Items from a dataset
----

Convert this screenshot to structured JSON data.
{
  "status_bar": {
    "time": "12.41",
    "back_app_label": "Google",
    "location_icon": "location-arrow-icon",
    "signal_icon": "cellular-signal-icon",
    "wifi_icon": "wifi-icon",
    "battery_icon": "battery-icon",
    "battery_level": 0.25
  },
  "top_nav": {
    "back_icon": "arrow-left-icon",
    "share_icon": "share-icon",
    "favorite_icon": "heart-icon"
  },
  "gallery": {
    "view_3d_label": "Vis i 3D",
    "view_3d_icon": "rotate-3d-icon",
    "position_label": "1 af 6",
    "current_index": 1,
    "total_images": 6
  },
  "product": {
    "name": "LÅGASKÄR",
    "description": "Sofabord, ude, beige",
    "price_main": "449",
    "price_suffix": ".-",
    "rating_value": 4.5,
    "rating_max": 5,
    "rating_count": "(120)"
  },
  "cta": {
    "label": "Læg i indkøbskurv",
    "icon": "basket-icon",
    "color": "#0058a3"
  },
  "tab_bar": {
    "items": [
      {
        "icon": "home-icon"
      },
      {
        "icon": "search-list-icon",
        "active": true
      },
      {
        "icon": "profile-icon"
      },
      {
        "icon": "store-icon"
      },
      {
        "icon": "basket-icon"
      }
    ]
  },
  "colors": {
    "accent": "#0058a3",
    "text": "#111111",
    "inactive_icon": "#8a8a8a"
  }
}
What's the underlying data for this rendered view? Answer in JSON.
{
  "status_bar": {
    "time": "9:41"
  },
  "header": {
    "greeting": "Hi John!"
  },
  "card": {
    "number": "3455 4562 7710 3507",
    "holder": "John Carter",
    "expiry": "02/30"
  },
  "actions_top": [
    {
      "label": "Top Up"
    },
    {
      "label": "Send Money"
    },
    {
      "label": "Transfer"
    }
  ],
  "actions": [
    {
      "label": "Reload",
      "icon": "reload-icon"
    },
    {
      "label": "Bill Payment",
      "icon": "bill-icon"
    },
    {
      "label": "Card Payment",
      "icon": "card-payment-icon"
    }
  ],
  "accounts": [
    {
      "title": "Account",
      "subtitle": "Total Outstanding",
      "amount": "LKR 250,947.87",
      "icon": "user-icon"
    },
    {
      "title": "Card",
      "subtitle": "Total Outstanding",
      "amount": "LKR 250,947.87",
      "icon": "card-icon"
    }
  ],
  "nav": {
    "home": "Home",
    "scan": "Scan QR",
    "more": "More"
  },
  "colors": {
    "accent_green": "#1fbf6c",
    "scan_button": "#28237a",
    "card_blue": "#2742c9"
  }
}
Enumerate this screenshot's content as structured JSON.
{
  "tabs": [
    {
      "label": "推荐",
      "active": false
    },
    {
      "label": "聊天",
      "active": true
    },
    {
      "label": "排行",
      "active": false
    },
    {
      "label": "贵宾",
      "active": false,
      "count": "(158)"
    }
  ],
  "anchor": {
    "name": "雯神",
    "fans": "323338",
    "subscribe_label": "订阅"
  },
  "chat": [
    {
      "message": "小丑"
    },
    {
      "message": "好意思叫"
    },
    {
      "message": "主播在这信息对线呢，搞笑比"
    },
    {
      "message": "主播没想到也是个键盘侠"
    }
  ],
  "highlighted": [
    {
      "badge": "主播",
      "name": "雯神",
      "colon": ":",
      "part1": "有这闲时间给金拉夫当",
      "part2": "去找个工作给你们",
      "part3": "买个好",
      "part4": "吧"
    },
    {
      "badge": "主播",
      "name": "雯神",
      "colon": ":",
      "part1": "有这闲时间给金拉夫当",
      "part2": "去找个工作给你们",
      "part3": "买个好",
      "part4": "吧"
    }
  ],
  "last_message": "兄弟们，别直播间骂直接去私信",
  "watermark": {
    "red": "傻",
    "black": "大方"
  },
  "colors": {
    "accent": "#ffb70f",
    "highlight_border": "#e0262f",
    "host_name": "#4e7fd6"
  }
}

----

• [Set exercise] Retype the whole listing above exactly.

• [Exercise solution]
Convert this screenshot to structured JSON data.
{
  "status_bar": {
    "time": "12.41",
    "back_app_label": "Google",
    "location_icon": "location-arrow-icon",
    "signal_icon": "cellular-signal-icon",
    "wifi_icon": "wifi-icon",
    "battery_icon": "battery-icon",
    "battery_level": 0.25
  },
  "top_nav": {
    "back_icon": "arrow-left-icon",
    "share_icon": "share-icon",
    "favorite_icon": "heart-icon"
  },
  "gallery": {
    "view_3d_label": "Vis i 3D",
    "view_3d_icon": "rotate-3d-icon",
    "position_label": "1 af 6",
    "current_index": 1,
    "total_images": 6
  },
  "product": {
    "name": "LÅGASKÄR",
    "description": "Sofabord, ude, beige",
    "price_main": "449",
    "price_suffix": ".-",
    "rating_value": 4.5,
    "rating_max": 5,
    "rating_count": "(120)"
  },
  "cta": {
    "label": "Læg i indkøbskurv",
    "icon": "basket-icon",
    "color": "#0058a3"
  },
  "tab_bar": {
    "items": [
      {
        "icon": "home-icon"
      },
      {
        "icon": "search-list-icon",
        "active": true
      },
      {
        "icon": "profile-icon"
      },
      {
        "icon": "store-icon"
      },
      {
        "icon": "basket-icon"
      }
    ]
  },
  "colors": {
    "accent": "#0058a3",
    "text": "#111111",
    "inactive_icon": "#8a8a8a"
  }
}
What's the underlying data for this rendered view? Answer in JSON.
{
  "status_bar": {
    "time": "9:41"
  },
  "header": {
    "greeting": "Hi John!"
  },
  "card": {
    "number": "3455 4562 7710 3507",
    "holder": "John Carter",
    "expiry": "02/30"
  },
  "actions_top": [
    {
      "label": "Top Up"
    },
    {
      "label": "Send Money"
    },
    {
      "label": "Transfer"
    }
  ],
  "actions": [
    {
      "label": "Reload",
      "icon": "reload-icon"
    },
    {
      "label": "Bill Payment",
      "icon": "bill-icon"
    },
    {
      "label": "Card Payment",
      "icon": "card-payment-icon"
    }
  ],
  "accounts": [
    {
      "title": "Account",
      "subtitle": "Total Outstanding",
      "amount": "LKR 250,947.87",
      "icon": "user-icon"
    },
    {
      "title": "Card",
      "subtitle": "Total Outstanding",
      "amount": "LKR 250,947.87",
      "icon": "card-icon"
    }
  ],
  "nav": {
    "home": "Home",
    "scan": "Scan QR",
    "more": "More"
  },
  "colors": {
    "accent_green": "#1fbf6c",
    "scan_button": "#28237a",
    "card_blue": "#2742c9"
  }
}
Enumerate this screenshot's content as structured JSON.
{
  "tabs": [
    {
      "label": "推荐",
      "active": false
    },
    {
      "label": "聊天",
      "active": true
    },
    {
      "label": "排行",
      "active": false
    },
    {
      "label": "贵宾",
      "active": false,
      "count": "(158)"
    }
  ],
  "anchor": {
    "name": "雯神",
    "fans": "323338",
    "subscribe_label": "订阅"
  },
  "chat": [
    {
      "message": "小丑"
    },
    {
      "message": "好意思叫"
    },
    {
      "message": "主播在这信息对线呢，搞笑比"
    },
    {
      "message": "主播没想到也是个键盘侠"
    }
  ],
  "highlighted": [
    {
      "badge": "主播",
      "name": "雯神",
      "colon": ":",
      "part1": "有这闲时间给金拉夫当",
      "part2": "去找个工作给你们",
      "part3": "买个好",
      "part4": "吧"
    },
    {
      "badge": "主播",
      "name": "雯神",
      "colon": ":",
      "part1": "有这闲时间给金拉夫当",
      "part2": "去找个工作给你们",
      "part3": "买个好",
      "part4": "吧"
    }
  ],
  "last_message": "兄弟们，别直播间骂直接去私信",
  "watermark": {
    "red": "傻",
    "black": "大方"
  },
  "colors": {
    "accent": "#ffb70f",
    "highlight_border": "#e0262f",
    "host_name": "#4e7fd6"
  }
}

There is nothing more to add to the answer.